Do this:
Determine the number of lines containing the word "search". Reply with it and nothing else.

Data extract:
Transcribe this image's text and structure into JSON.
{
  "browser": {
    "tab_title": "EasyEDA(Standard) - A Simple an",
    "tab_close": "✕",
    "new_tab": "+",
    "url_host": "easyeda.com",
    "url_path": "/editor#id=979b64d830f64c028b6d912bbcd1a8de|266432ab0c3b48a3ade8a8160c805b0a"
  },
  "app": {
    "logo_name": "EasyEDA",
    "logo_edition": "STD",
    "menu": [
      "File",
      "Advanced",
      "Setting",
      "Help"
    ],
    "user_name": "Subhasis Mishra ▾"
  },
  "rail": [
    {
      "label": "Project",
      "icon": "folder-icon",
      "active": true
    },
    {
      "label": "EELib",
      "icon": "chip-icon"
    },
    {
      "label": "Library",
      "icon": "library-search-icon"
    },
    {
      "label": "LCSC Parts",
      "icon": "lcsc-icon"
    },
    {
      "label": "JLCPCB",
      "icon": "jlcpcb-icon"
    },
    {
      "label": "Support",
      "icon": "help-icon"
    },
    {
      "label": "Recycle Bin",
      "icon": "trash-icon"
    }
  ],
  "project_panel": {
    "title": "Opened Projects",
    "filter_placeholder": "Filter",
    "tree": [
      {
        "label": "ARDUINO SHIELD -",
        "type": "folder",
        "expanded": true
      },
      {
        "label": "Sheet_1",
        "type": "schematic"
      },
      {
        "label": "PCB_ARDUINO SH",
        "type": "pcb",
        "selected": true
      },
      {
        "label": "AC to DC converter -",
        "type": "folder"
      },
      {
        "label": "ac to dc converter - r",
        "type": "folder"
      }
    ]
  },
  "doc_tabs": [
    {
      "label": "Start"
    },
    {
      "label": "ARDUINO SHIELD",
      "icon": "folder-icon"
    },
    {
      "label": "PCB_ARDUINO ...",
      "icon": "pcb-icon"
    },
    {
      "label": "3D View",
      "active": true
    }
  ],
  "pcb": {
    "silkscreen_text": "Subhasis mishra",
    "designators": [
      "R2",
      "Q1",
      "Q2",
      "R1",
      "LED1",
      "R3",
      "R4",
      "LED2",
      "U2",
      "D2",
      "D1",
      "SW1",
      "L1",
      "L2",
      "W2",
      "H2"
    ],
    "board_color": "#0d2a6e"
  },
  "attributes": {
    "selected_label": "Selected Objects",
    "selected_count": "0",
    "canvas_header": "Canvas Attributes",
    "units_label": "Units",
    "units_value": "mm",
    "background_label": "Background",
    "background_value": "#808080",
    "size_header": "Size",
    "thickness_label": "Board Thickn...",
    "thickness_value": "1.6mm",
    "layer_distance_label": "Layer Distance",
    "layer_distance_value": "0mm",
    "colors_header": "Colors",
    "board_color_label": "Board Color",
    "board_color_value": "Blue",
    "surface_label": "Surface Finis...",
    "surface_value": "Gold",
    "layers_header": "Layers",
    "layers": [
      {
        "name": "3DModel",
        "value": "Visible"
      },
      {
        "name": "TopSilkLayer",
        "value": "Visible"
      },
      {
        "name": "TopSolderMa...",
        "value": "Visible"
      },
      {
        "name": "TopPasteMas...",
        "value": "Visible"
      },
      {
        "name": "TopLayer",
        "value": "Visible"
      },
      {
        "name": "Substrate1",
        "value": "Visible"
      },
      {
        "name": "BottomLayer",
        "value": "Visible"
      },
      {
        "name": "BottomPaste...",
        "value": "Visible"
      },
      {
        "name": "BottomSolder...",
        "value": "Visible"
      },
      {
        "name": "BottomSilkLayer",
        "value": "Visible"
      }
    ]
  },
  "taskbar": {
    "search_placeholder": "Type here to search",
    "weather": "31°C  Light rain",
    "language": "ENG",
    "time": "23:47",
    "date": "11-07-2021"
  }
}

The answer:
2